◆ EXERCISE REQUIREMENTS ◆
Write out every entry, unchanged. Skip any picture.

-- SUPPLIED MATERIAL start --

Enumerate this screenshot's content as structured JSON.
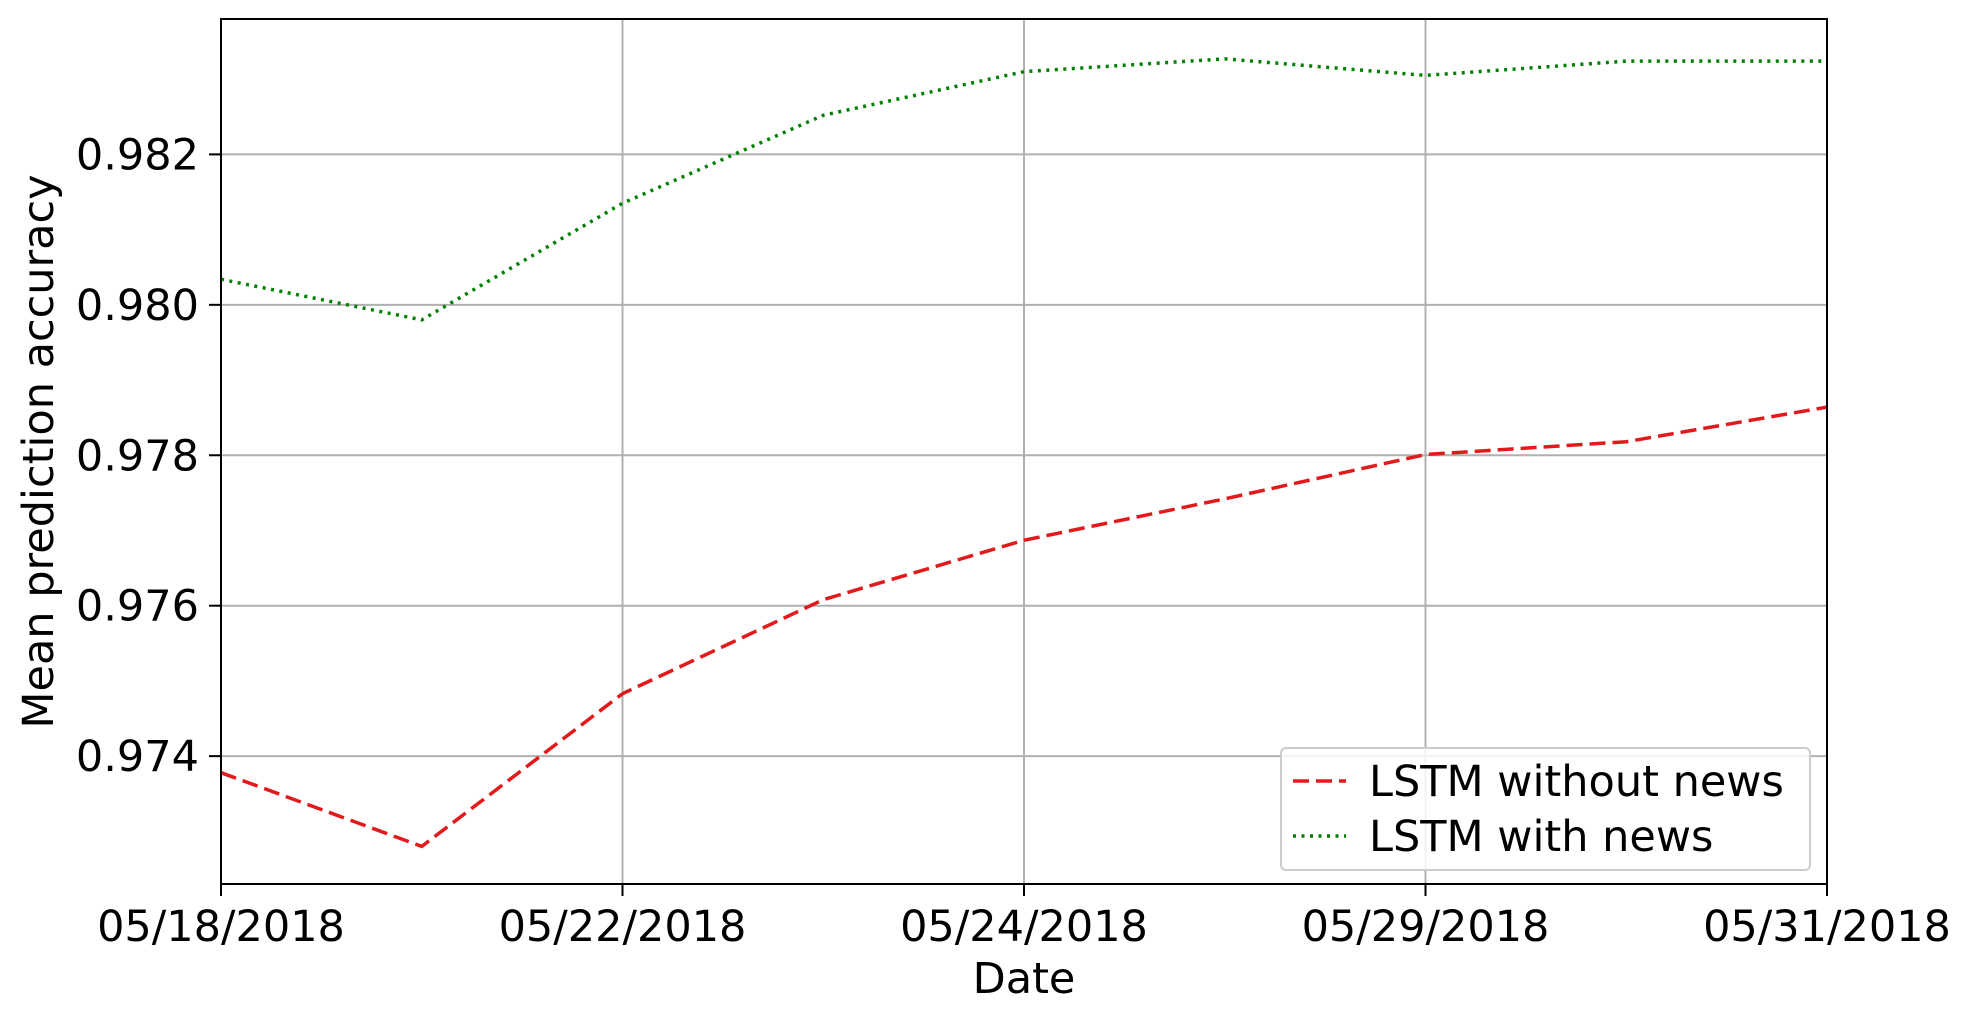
{
  "chart_data": {
    "type": "line",
    "title": "",
    "xlabel": "Date",
    "ylabel": "Mean prediction accuracy",
    "x_tick_labels": [
      "05/18/2018",
      "05/22/2018",
      "05/24/2018",
      "05/29/2018",
      "05/31/2018"
    ],
    "x_tick_positions": [
      0,
      2,
      4,
      6,
      8
    ],
    "xlim": [
      0,
      8
    ],
    "ylim": [
      0.9723,
      0.9838
    ],
    "y_ticks": [
      0.974,
      0.976,
      0.978,
      0.98,
      0.982
    ],
    "y_tick_labels": [
      "0.974",
      "0.976",
      "0.978",
      "0.980",
      "0.982"
    ],
    "grid": true,
    "legend_position": "lower-right",
    "x": [
      0,
      1,
      2,
      3,
      4,
      5,
      6,
      7,
      8
    ],
    "series": [
      {
        "name": "LSTM without news",
        "color": "#e31a1c",
        "dash": "dashed",
        "values": [
          0.97378,
          0.9728,
          0.97483,
          0.97608,
          0.97687,
          0.97742,
          0.97801,
          0.97818,
          0.97864
        ]
      },
      {
        "name": "LSTM with news",
        "color": "#008000",
        "dash": "dotted",
        "values": [
          0.98034,
          0.9798,
          0.98135,
          0.98252,
          0.9831,
          0.98327,
          0.98305,
          0.98324,
          0.98324
        ]
      }
    ]
  }
}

-- SUPPLIED MATERIAL end --

◆ TASK RESPONSE ◆
Enumerate this screenshot's content as structured JSON.
{
  "chart_data": {
    "type": "line",
    "title": "",
    "xlabel": "Date",
    "ylabel": "Mean prediction accuracy",
    "x_tick_labels": [
      "05/18/2018",
      "05/22/2018",
      "05/24/2018",
      "05/29/2018",
      "05/31/2018"
    ],
    "x_tick_positions": [
      0,
      2,
      4,
      6,
      8
    ],
    "xlim": [
      0,
      8
    ],
    "ylim": [
      0.9723,
      0.9838
    ],
    "y_ticks": [
      0.974,
      0.976,
      0.978,
      0.98,
      0.982
    ],
    "y_tick_labels": [
      "0.974",
      "0.976",
      "0.978",
      "0.980",
      "0.982"
    ],
    "grid": true,
    "legend_position": "lower-right",
    "x": [
      0,
      1,
      2,
      3,
      4,
      5,
      6,
      7,
      8
    ],
    "series": [
      {
        "name": "LSTM without news",
        "color": "#e31a1c",
        "dash": "dashed",
        "values": [
          0.97378,
          0.9728,
          0.97483,
          0.97608,
          0.97687,
          0.97742,
          0.97801,
          0.97818,
          0.97864
        ]
      },
      {
        "name": "LSTM with news",
        "color": "#008000",
        "dash": "dotted",
        "values": [
          0.98034,
          0.9798,
          0.98135,
          0.98252,
          0.9831,
          0.98327,
          0.98305,
          0.98324,
          0.98324
        ]
      }
    ]
  }
}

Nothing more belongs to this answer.